* _What to produce_: Write out the data below exactly as given, without any of its pictures.

* _Raw records_:
+---+

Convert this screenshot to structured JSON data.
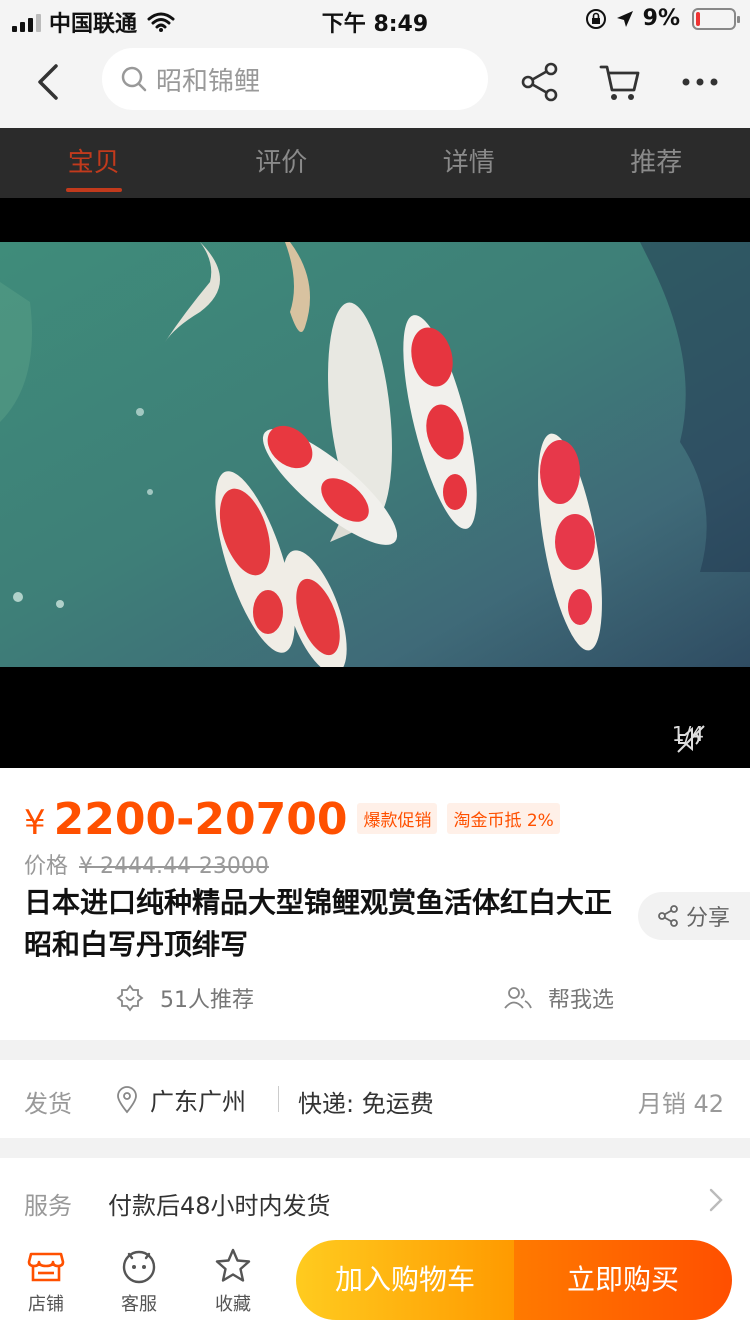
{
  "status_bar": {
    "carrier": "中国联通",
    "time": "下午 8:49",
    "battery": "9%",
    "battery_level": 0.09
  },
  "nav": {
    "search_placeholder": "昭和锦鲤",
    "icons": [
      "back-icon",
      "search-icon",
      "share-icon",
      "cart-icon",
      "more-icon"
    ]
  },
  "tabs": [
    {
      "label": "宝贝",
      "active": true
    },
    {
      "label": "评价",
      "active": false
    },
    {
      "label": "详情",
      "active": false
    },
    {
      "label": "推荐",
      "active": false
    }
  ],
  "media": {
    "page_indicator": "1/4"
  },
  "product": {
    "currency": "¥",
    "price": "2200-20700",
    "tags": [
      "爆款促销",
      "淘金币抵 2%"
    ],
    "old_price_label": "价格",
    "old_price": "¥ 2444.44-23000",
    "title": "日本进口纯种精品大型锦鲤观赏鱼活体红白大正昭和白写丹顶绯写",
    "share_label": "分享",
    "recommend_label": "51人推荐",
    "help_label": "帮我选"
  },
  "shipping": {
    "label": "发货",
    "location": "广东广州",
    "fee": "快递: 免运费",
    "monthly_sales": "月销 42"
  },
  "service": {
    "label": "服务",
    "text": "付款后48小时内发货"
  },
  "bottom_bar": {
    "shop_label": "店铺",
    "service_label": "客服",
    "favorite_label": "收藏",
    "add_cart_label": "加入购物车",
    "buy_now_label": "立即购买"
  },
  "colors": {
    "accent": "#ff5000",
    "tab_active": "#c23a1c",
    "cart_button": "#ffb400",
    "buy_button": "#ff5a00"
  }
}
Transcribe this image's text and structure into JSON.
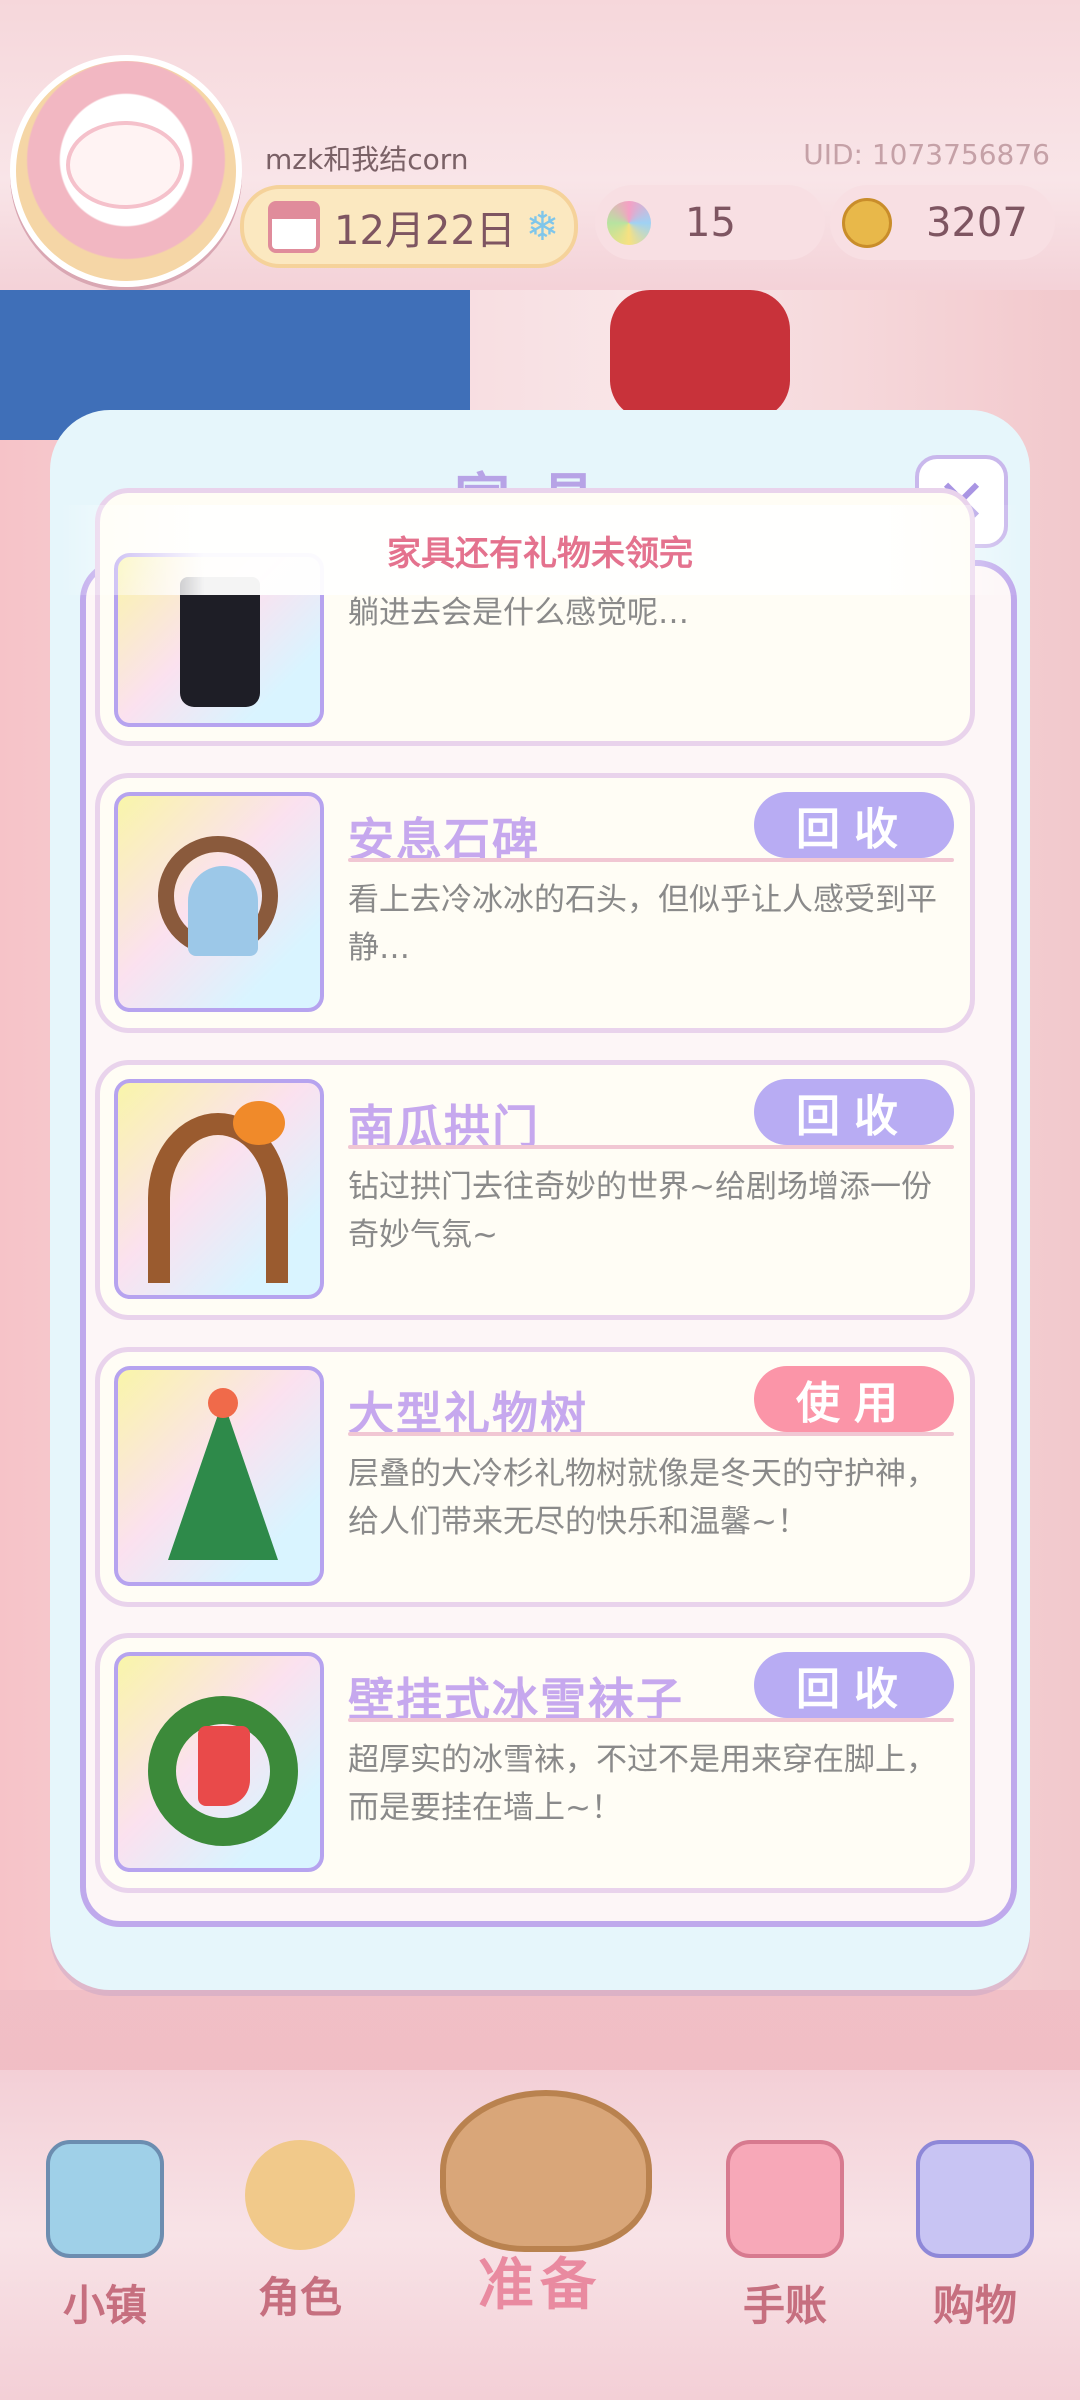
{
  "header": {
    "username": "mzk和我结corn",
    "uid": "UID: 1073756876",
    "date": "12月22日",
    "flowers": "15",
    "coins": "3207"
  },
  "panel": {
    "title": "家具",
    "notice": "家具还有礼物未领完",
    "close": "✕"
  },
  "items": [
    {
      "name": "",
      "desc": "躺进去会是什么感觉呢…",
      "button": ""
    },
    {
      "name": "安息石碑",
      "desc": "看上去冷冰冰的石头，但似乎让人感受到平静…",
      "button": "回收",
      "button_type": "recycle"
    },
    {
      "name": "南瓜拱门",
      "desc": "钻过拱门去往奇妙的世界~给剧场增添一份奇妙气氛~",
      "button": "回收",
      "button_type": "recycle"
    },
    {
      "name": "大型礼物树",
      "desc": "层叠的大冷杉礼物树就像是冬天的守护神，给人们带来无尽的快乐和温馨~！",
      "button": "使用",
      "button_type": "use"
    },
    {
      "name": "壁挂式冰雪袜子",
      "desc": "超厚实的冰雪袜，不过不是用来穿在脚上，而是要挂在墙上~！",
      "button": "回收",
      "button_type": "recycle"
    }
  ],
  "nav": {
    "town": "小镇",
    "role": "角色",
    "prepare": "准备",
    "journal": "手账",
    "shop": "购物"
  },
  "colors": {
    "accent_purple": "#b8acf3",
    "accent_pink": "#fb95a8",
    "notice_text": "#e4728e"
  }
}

+---+

* _Correct response_:
Convert this screenshot to structured JSON data.
{
  "status_bar": {
    "carrier": "中国联通",
    "time": "下午 8:49",
    "battery": "9%",
    "battery_level": 0.09
  },
  "nav": {
    "search_placeholder": "昭和锦鲤",
    "icons": [
      "back-icon",
      "search-icon",
      "share-icon",
      "cart-icon",
      "more-icon"
    ]
  },
  "tabs": [
    {
      "label": "宝贝",
      "active": true
    },
    {
      "label": "评价",
      "active": false
    },
    {
      "label": "详情",
      "active": false
    },
    {
      "label": "推荐",
      "active": false
    }
  ],
  "media": {
    "page_indicator": "1/4"
  },
  "product": {
    "currency": "¥",
    "price": "2200-20700",
    "tags": [
      "爆款促销",
      "淘金币抵 2%"
    ],
    "old_price_label": "价格",
    "old_price": "¥ 2444.44-23000",
    "title": "日本进口纯种精品大型锦鲤观赏鱼活体红白大正昭和白写丹顶绯写",
    "share_label": "分享",
    "recommend_label": "51人推荐",
    "help_label": "帮我选"
  },
  "shipping": {
    "label": "发货",
    "location": "广东广州",
    "fee": "快递: 免运费",
    "monthly_sales": "月销 42"
  },
  "service": {
    "label": "服务",
    "text": "付款后48小时内发货"
  },
  "bottom_bar": {
    "shop_label": "店铺",
    "service_label": "客服",
    "favorite_label": "收藏",
    "add_cart_label": "加入购物车",
    "buy_now_label": "立即购买"
  },
  "colors": {
    "accent": "#ff5000",
    "tab_active": "#c23a1c",
    "cart_button": "#ffb400",
    "buy_button": "#ff5a00"
  }
}
Transcribe this image's text and structure into JSON.
{
  "header": {
    "username": "mzk和我结corn",
    "uid": "UID: 1073756876",
    "date": "12月22日",
    "flowers": "15",
    "coins": "3207"
  },
  "panel": {
    "title": "家具",
    "notice": "家具还有礼物未领完",
    "close": "✕"
  },
  "items": [
    {
      "name": "",
      "desc": "躺进去会是什么感觉呢…",
      "button": ""
    },
    {
      "name": "安息石碑",
      "desc": "看上去冷冰冰的石头，但似乎让人感受到平静…",
      "button": "回收",
      "button_type": "recycle"
    },
    {
      "name": "南瓜拱门",
      "desc": "钻过拱门去往奇妙的世界~给剧场增添一份奇妙气氛~",
      "button": "回收",
      "button_type": "recycle"
    },
    {
      "name": "大型礼物树",
      "desc": "层叠的大冷杉礼物树就像是冬天的守护神，给人们带来无尽的快乐和温馨~！",
      "button": "使用",
      "button_type": "use"
    },
    {
      "name": "壁挂式冰雪袜子",
      "desc": "超厚实的冰雪袜，不过不是用来穿在脚上，而是要挂在墙上~！",
      "button": "回收",
      "button_type": "recycle"
    }
  ],
  "nav": {
    "town": "小镇",
    "role": "角色",
    "prepare": "准备",
    "journal": "手账",
    "shop": "购物"
  },
  "colors": {
    "accent_purple": "#b8acf3",
    "accent_pink": "#fb95a8",
    "notice_text": "#e4728e"
  }
}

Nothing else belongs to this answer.